#### DIRECTION
Transcribe the lines from the one containing "Transcribe the text in this document." to the last line, inclusive, word for word. Include no pictures.

Collection entries
◆ ◆ ◆ ◆
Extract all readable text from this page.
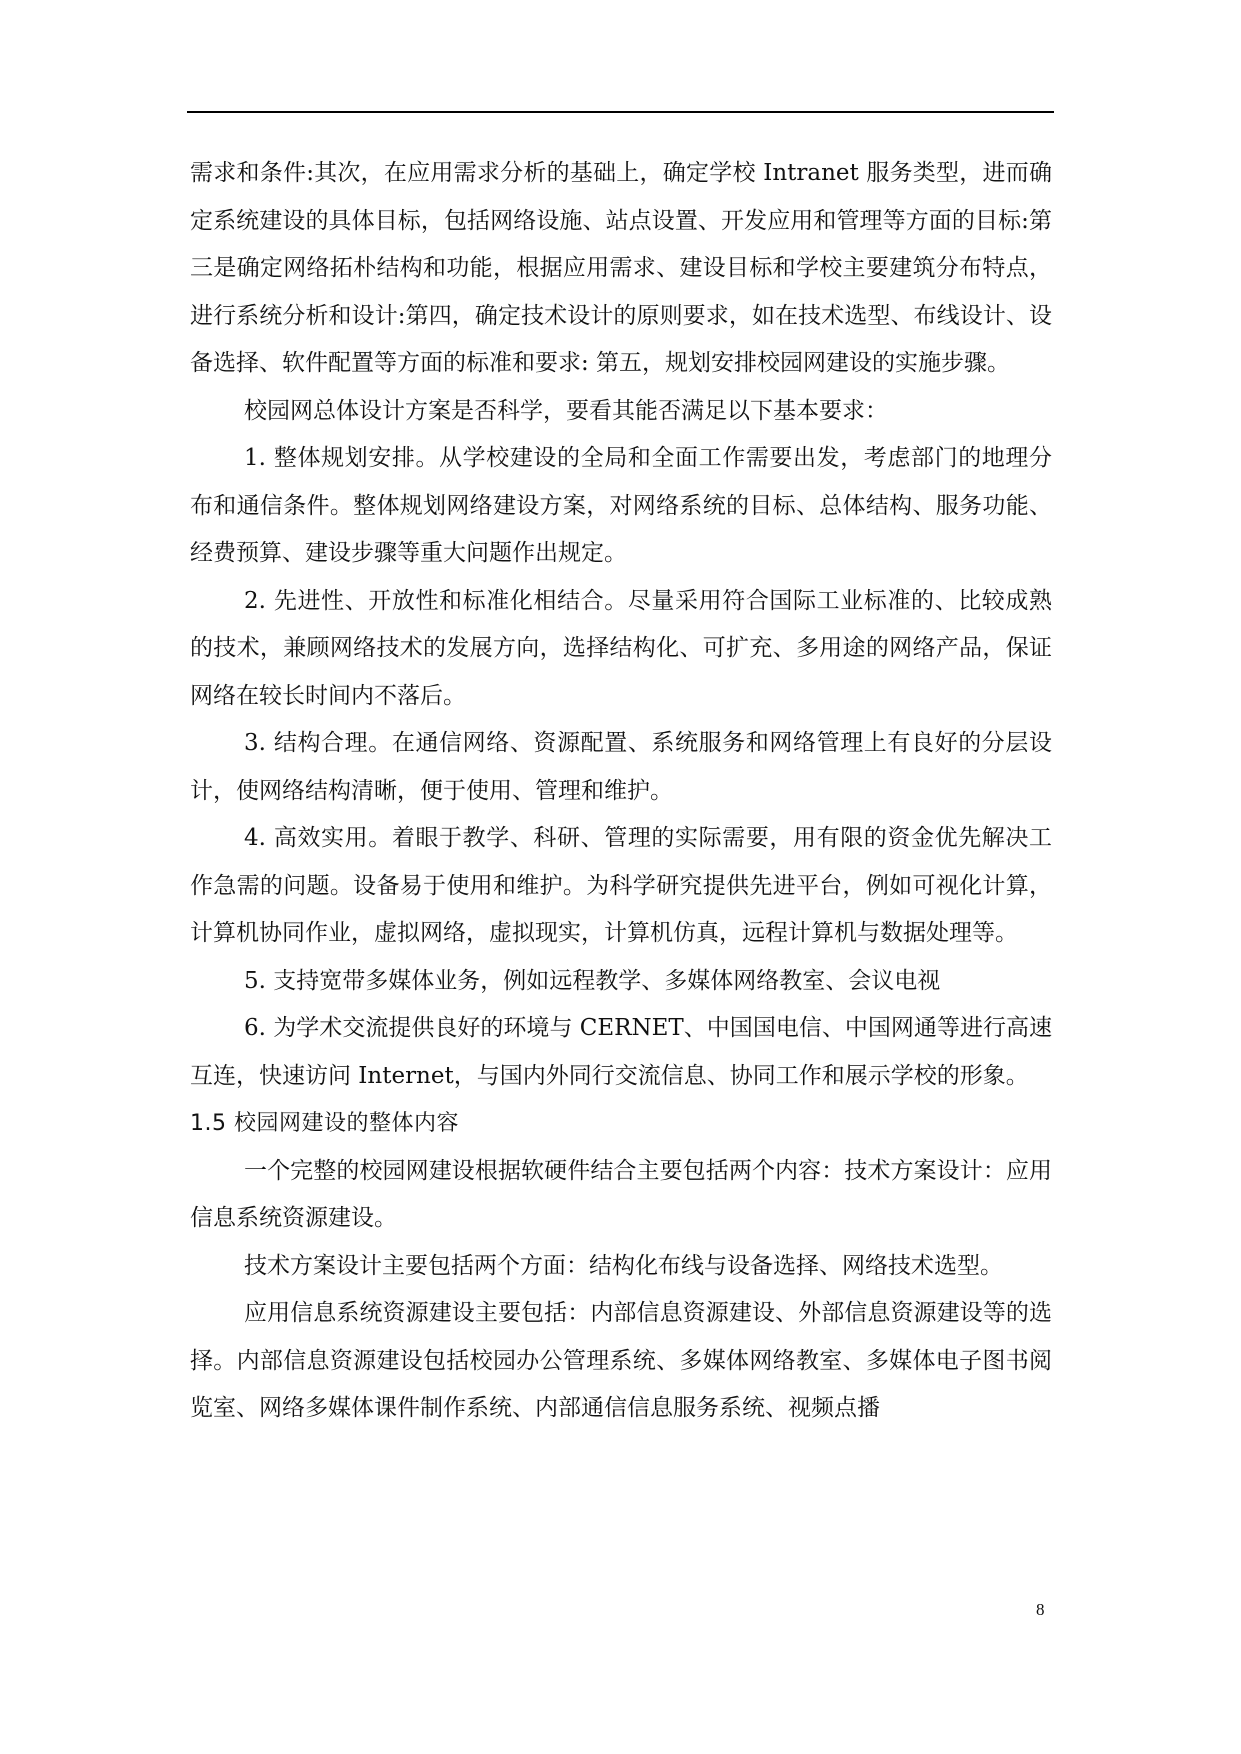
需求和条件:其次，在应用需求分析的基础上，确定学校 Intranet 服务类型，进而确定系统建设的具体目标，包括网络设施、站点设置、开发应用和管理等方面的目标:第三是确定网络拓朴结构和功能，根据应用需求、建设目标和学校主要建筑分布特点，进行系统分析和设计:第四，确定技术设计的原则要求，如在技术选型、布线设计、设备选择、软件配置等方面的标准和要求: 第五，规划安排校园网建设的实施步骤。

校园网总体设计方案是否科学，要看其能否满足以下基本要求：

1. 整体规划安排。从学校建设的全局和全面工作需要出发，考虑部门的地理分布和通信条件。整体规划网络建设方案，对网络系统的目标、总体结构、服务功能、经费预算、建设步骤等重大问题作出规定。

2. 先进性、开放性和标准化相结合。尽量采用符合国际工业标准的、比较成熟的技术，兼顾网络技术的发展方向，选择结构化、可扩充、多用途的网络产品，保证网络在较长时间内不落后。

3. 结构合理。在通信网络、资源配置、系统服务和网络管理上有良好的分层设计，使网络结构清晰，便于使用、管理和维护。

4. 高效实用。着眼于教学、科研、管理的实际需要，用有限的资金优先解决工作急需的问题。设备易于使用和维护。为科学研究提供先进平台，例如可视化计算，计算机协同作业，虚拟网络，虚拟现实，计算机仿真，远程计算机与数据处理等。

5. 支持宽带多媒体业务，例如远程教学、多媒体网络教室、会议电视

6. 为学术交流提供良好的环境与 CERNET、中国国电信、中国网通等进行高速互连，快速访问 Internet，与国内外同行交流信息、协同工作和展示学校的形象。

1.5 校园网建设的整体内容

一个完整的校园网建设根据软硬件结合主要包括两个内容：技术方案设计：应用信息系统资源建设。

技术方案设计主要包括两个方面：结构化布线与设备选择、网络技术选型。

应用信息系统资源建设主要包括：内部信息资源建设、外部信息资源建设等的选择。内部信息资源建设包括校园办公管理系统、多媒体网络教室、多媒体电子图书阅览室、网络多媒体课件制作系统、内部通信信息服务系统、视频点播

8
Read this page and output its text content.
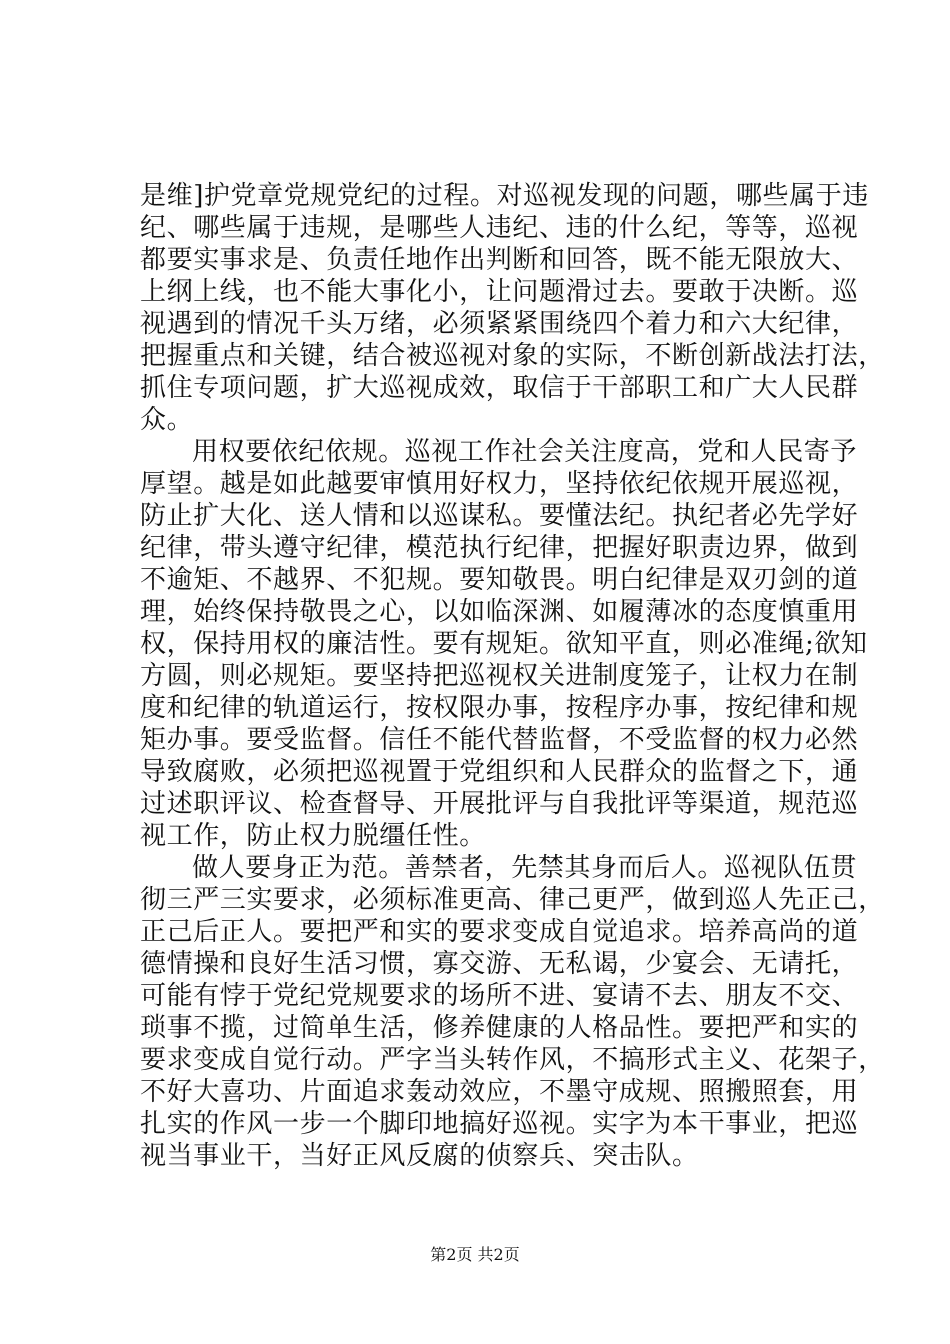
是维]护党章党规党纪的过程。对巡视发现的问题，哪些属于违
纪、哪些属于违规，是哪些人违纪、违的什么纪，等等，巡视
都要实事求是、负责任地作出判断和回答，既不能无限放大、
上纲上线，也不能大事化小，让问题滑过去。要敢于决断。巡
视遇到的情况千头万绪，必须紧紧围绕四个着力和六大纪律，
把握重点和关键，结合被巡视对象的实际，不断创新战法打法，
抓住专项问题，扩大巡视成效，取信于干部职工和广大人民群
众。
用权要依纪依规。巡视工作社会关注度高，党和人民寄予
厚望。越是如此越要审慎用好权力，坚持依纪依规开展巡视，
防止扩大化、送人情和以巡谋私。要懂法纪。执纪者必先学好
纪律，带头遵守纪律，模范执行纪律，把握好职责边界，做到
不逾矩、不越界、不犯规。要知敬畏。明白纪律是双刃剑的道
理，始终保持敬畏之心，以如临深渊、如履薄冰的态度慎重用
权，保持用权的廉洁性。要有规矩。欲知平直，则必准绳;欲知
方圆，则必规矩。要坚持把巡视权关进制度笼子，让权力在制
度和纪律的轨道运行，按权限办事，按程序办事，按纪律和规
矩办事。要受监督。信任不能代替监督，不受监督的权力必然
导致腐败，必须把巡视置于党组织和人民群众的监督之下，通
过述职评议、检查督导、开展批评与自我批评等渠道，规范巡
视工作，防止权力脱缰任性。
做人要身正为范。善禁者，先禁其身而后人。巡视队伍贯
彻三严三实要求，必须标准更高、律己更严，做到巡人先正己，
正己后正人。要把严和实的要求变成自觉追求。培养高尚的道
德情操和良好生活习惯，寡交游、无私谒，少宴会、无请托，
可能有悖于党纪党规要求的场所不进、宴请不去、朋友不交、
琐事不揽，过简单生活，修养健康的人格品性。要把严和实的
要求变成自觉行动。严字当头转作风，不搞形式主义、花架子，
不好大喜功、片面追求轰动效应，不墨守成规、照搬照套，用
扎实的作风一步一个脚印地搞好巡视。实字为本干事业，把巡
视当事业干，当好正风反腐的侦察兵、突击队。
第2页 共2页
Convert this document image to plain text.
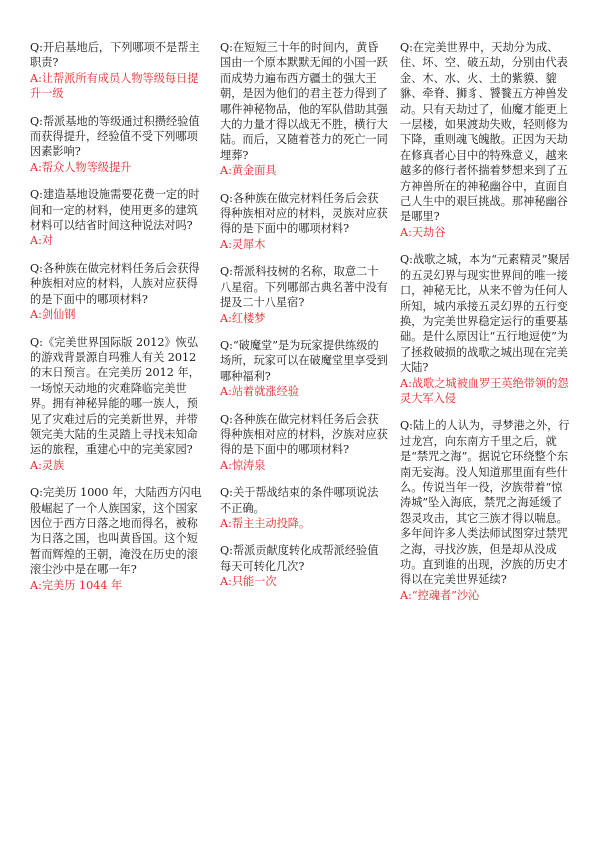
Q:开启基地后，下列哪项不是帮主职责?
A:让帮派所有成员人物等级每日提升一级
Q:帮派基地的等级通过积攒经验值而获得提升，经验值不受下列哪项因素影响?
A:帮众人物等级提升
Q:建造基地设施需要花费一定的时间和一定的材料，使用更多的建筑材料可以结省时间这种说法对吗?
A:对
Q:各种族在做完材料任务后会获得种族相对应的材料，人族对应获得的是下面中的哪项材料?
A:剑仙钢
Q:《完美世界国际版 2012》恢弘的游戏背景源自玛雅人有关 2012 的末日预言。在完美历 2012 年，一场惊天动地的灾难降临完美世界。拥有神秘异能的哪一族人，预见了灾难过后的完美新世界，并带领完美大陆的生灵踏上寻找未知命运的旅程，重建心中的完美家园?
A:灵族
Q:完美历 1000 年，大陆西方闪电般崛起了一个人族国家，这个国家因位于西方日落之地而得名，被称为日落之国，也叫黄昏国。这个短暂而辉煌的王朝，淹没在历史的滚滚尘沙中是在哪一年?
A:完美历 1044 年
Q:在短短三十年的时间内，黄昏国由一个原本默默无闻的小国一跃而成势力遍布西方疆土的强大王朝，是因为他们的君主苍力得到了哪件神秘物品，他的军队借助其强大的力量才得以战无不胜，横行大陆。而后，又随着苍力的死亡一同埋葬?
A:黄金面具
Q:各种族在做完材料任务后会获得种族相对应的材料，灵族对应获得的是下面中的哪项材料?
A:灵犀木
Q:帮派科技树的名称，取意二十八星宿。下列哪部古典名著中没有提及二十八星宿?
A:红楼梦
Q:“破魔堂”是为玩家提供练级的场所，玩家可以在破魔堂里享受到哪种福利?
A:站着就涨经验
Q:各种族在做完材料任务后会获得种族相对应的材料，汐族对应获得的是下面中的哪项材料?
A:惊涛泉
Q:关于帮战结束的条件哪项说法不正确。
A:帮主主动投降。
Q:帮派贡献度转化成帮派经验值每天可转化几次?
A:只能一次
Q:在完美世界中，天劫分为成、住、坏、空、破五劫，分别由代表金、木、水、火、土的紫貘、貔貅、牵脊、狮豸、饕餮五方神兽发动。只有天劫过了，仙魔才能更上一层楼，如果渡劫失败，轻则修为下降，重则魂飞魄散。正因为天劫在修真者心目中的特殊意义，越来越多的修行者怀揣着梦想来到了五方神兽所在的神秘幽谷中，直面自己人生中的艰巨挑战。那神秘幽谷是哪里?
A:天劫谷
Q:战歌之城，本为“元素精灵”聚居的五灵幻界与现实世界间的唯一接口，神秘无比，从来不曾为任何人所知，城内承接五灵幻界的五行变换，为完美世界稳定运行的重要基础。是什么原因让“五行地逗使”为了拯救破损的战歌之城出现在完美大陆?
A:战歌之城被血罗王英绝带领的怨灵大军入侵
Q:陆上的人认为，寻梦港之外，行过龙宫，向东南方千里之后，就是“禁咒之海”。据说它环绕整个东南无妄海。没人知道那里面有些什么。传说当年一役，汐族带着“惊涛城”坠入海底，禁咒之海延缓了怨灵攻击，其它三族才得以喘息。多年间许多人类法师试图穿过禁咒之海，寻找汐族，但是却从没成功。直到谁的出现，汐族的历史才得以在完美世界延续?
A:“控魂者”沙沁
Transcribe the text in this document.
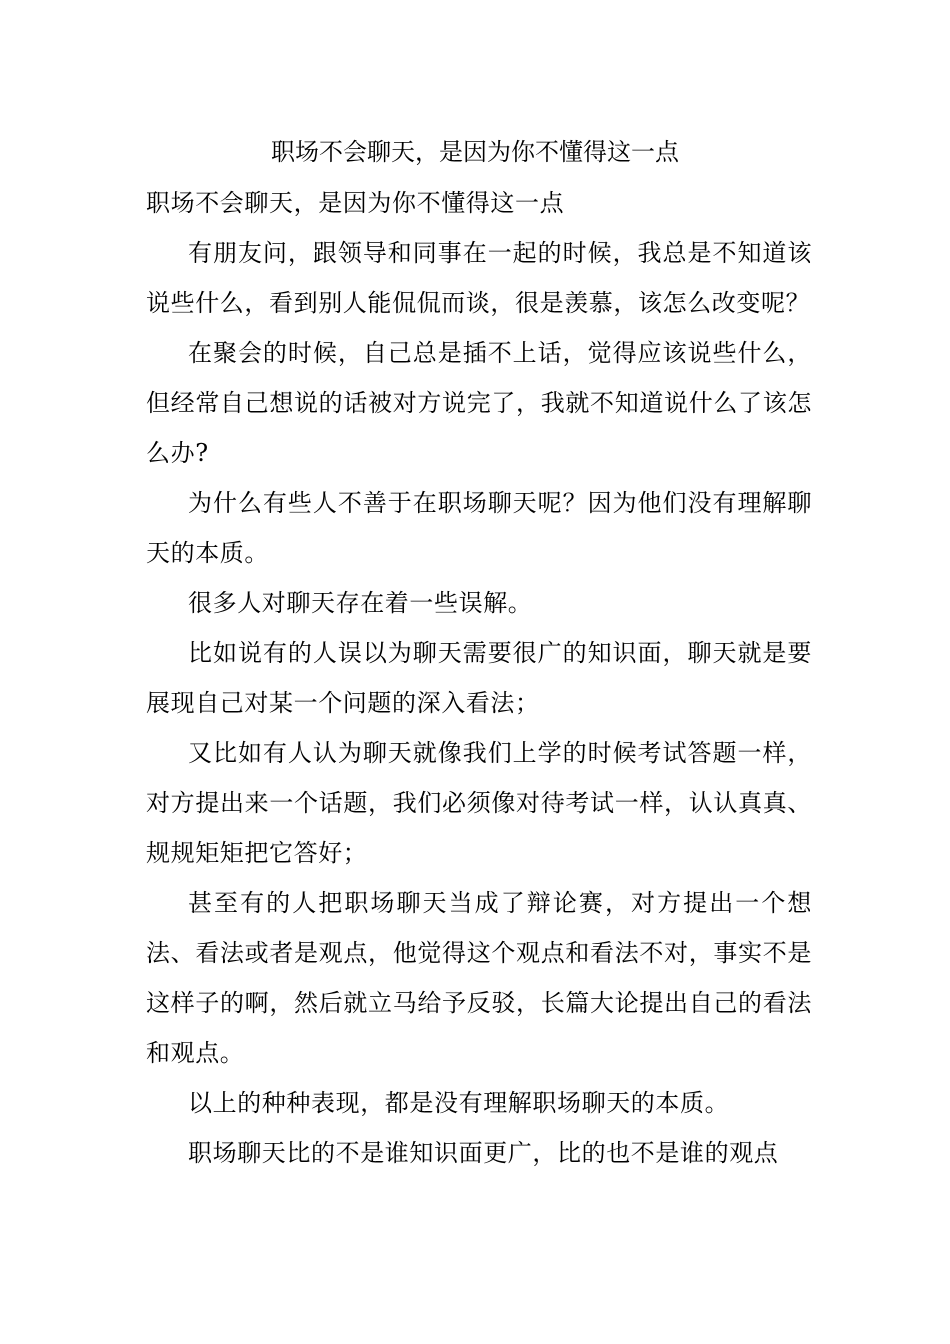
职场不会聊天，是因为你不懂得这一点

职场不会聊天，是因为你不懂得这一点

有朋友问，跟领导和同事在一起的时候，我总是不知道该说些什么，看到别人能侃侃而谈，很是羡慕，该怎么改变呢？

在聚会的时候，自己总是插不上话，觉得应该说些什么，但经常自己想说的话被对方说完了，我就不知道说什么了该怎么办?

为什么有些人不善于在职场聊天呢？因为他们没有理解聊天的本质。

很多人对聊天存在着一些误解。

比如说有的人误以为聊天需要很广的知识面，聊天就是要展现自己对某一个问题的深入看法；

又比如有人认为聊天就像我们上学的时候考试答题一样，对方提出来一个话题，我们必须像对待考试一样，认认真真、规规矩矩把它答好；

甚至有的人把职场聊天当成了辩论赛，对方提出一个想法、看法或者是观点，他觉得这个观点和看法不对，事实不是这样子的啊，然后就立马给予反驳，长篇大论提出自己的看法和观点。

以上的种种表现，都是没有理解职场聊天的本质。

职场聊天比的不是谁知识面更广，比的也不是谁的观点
◆ ◆ ◆ ◆
#### OUTPUT
Transcribe the text in this document.
职场不会聊天，是因为你不懂得这一点

职场不会聊天，是因为你不懂得这一点

有朋友问，跟领导和同事在一起的时候，我总是不知道该说些什么，看到别人能侃侃而谈，很是羡慕，该怎么改变呢？

在聚会的时候，自己总是插不上话，觉得应该说些什么，但经常自己想说的话被对方说完了，我就不知道说什么了该怎么办?

为什么有些人不善于在职场聊天呢？因为他们没有理解聊天的本质。

很多人对聊天存在着一些误解。

比如说有的人误以为聊天需要很广的知识面，聊天就是要展现自己对某一个问题的深入看法；

又比如有人认为聊天就像我们上学的时候考试答题一样，对方提出来一个话题，我们必须像对待考试一样，认认真真、规规矩矩把它答好；

甚至有的人把职场聊天当成了辩论赛，对方提出一个想法、看法或者是观点，他觉得这个观点和看法不对，事实不是这样子的啊，然后就立马给予反驳，长篇大论提出自己的看法和观点。

以上的种种表现，都是没有理解职场聊天的本质。

职场聊天比的不是谁知识面更广，比的也不是谁的观点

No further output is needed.